*What you have to do*.
Repeat the lines that follow, leaving nothing out.

*Dataset records*.
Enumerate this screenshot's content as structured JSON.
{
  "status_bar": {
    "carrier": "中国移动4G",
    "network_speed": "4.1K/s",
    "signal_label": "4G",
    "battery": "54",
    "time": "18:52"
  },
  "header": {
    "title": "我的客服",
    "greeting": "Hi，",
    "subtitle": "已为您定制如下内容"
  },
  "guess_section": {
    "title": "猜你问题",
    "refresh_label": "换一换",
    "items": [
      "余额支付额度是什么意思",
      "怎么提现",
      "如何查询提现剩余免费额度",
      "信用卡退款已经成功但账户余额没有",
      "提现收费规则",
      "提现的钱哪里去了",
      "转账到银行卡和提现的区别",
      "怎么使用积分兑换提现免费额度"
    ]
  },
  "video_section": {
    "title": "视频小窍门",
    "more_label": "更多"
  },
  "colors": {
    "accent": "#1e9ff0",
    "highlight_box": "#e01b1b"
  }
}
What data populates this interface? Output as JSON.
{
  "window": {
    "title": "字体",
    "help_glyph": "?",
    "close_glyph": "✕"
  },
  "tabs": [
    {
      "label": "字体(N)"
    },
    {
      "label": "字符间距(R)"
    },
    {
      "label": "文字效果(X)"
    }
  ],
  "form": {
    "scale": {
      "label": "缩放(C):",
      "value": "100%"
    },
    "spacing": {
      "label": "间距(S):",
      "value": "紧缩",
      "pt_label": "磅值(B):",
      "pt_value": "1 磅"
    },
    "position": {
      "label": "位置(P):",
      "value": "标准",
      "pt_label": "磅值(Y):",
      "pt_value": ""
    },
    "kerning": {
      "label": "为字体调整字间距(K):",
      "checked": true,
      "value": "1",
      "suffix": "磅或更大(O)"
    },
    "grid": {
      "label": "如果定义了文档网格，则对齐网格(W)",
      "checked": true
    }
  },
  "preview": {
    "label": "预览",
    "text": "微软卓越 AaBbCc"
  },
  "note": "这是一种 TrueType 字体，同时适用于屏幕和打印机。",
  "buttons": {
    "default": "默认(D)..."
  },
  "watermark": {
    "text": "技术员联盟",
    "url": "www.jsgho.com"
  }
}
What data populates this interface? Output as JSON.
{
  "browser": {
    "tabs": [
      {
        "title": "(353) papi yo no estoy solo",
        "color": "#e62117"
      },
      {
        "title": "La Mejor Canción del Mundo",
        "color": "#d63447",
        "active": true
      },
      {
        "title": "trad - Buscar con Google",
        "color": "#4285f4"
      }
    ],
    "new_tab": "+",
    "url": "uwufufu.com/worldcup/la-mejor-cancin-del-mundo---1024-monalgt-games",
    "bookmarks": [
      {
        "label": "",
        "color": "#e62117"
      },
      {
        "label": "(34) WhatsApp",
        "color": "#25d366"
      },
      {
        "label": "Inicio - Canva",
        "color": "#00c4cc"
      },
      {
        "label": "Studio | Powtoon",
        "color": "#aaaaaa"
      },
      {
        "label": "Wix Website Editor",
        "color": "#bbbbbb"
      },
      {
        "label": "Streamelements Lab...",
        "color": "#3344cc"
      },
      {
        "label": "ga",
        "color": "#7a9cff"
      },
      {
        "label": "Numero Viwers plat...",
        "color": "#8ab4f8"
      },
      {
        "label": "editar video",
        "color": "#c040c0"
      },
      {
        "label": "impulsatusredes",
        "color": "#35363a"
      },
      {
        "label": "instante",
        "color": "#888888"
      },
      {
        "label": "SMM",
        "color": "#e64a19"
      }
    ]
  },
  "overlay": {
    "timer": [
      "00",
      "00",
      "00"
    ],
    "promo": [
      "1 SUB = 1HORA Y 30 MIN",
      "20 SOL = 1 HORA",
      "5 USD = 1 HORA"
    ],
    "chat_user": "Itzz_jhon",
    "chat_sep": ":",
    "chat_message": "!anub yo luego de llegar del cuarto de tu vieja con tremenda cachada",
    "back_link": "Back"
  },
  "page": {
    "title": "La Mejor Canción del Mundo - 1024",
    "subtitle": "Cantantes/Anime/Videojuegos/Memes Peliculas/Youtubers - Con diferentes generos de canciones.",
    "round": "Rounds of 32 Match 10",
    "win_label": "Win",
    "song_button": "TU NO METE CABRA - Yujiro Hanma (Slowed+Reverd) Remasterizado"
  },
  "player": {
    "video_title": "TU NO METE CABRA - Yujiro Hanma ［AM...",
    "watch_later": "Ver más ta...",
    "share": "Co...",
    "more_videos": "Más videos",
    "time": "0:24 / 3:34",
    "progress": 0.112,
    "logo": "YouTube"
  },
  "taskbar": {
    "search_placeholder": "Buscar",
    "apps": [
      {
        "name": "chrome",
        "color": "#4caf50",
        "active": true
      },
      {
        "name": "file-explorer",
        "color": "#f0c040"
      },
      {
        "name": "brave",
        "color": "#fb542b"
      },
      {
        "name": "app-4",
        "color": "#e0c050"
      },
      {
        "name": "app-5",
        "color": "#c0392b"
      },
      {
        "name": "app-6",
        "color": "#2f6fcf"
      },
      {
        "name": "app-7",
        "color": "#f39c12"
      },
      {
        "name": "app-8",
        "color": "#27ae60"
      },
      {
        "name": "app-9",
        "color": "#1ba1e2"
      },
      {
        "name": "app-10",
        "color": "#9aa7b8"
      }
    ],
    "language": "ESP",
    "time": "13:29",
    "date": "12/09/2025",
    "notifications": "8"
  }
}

*Answer to the problem*.
Enumerate this screenshot's content as structured JSON.
{
  "status_bar": {
    "carrier": "中国移动4G",
    "network_speed": "4.1K/s",
    "signal_label": "4G",
    "battery": "54",
    "time": "18:52"
  },
  "header": {
    "title": "我的客服",
    "greeting": "Hi，",
    "subtitle": "已为您定制如下内容"
  },
  "guess_section": {
    "title": "猜你问题",
    "refresh_label": "换一换",
    "items": [
      "余额支付额度是什么意思",
      "怎么提现",
      "如何查询提现剩余免费额度",
      "信用卡退款已经成功但账户余额没有",
      "提现收费规则",
      "提现的钱哪里去了",
      "转账到银行卡和提现的区别",
      "怎么使用积分兑换提现免费额度"
    ]
  },
  "video_section": {
    "title": "视频小窍门",
    "more_label": "更多"
  },
  "colors": {
    "accent": "#1e9ff0",
    "highlight_box": "#e01b1b"
  }
}
What data populates this interface? Output as JSON.
{
  "window": {
    "title": "字体",
    "help_glyph": "?",
    "close_glyph": "✕"
  },
  "tabs": [
    {
      "label": "字体(N)"
    },
    {
      "label": "字符间距(R)"
    },
    {
      "label": "文字效果(X)"
    }
  ],
  "form": {
    "scale": {
      "label": "缩放(C):",
      "value": "100%"
    },
    "spacing": {
      "label": "间距(S):",
      "value": "紧缩",
      "pt_label": "磅值(B):",
      "pt_value": "1 磅"
    },
    "position": {
      "label": "位置(P):",
      "value": "标准",
      "pt_label": "磅值(Y):",
      "pt_value": ""
    },
    "kerning": {
      "label": "为字体调整字间距(K):",
      "checked": true,
      "value": "1",
      "suffix": "磅或更大(O)"
    },
    "grid": {
      "label": "如果定义了文档网格，则对齐网格(W)",
      "checked": true
    }
  },
  "preview": {
    "label": "预览",
    "text": "微软卓越 AaBbCc"
  },
  "note": "这是一种 TrueType 字体，同时适用于屏幕和打印机。",
  "buttons": {
    "default": "默认(D)..."
  },
  "watermark": {
    "text": "技术员联盟",
    "url": "www.jsgho.com"
  }
}
What data populates this interface? Output as JSON.
{
  "browser": {
    "tabs": [
      {
        "title": "(353) papi yo no estoy solo",
        "color": "#e62117"
      },
      {
        "title": "La Mejor Canción del Mundo",
        "color": "#d63447",
        "active": true
      },
      {
        "title": "trad - Buscar con Google",
        "color": "#4285f4"
      }
    ],
    "new_tab": "+",
    "url": "uwufufu.com/worldcup/la-mejor-cancin-del-mundo---1024-monalgt-games",
    "bookmarks": [
      {
        "label": "",
        "color": "#e62117"
      },
      {
        "label": "(34) WhatsApp",
        "color": "#25d366"
      },
      {
        "label": "Inicio - Canva",
        "color": "#00c4cc"
      },
      {
        "label": "Studio | Powtoon",
        "color": "#aaaaaa"
      },
      {
        "label": "Wix Website Editor",
        "color": "#bbbbbb"
      },
      {
        "label": "Streamelements Lab...",
        "color": "#3344cc"
      },
      {
        "label": "ga",
        "color": "#7a9cff"
      },
      {
        "label": "Numero Viwers plat...",
        "color": "#8ab4f8"
      },
      {
        "label": "editar video",
        "color": "#c040c0"
      },
      {
        "label": "impulsatusredes",
        "color": "#35363a"
      },
      {
        "label": "instante",
        "color": "#888888"
      },
      {
        "label": "SMM",
        "color": "#e64a19"
      }
    ]
  },
  "overlay": {
    "timer": [
      "00",
      "00",
      "00"
    ],
    "promo": [
      "1 SUB = 1HORA Y 30 MIN",
      "20 SOL = 1 HORA",
      "5 USD = 1 HORA"
    ],
    "chat_user": "Itzz_jhon",
    "chat_sep": ":",
    "chat_message": "!anub yo luego de llegar del cuarto de tu vieja con tremenda cachada",
    "back_link": "Back"
  },
  "page": {
    "title": "La Mejor Canción del Mundo - 1024",
    "subtitle": "Cantantes/Anime/Videojuegos/Memes Peliculas/Youtubers - Con diferentes generos de canciones.",
    "round": "Rounds of 32 Match 10",
    "win_label": "Win",
    "song_button": "TU NO METE CABRA - Yujiro Hanma (Slowed+Reverd) Remasterizado"
  },
  "player": {
    "video_title": "TU NO METE CABRA - Yujiro Hanma ［AM...",
    "watch_later": "Ver más ta...",
    "share": "Co...",
    "more_videos": "Más videos",
    "time": "0:24 / 3:34",
    "progress": 0.112,
    "logo": "YouTube"
  },
  "taskbar": {
    "search_placeholder": "Buscar",
    "apps": [
      {
        "name": "chrome",
        "color": "#4caf50",
        "active": true
      },
      {
        "name": "file-explorer",
        "color": "#f0c040"
      },
      {
        "name": "brave",
        "color": "#fb542b"
      },
      {
        "name": "app-4",
        "color": "#e0c050"
      },
      {
        "name": "app-5",
        "color": "#c0392b"
      },
      {
        "name": "app-6",
        "color": "#2f6fcf"
      },
      {
        "name": "app-7",
        "color": "#f39c12"
      },
      {
        "name": "app-8",
        "color": "#27ae60"
      },
      {
        "name": "app-9",
        "color": "#1ba1e2"
      },
      {
        "name": "app-10",
        "color": "#9aa7b8"
      }
    ],
    "language": "ESP",
    "time": "13:29",
    "date": "12/09/2025",
    "notifications": "8"
  }
}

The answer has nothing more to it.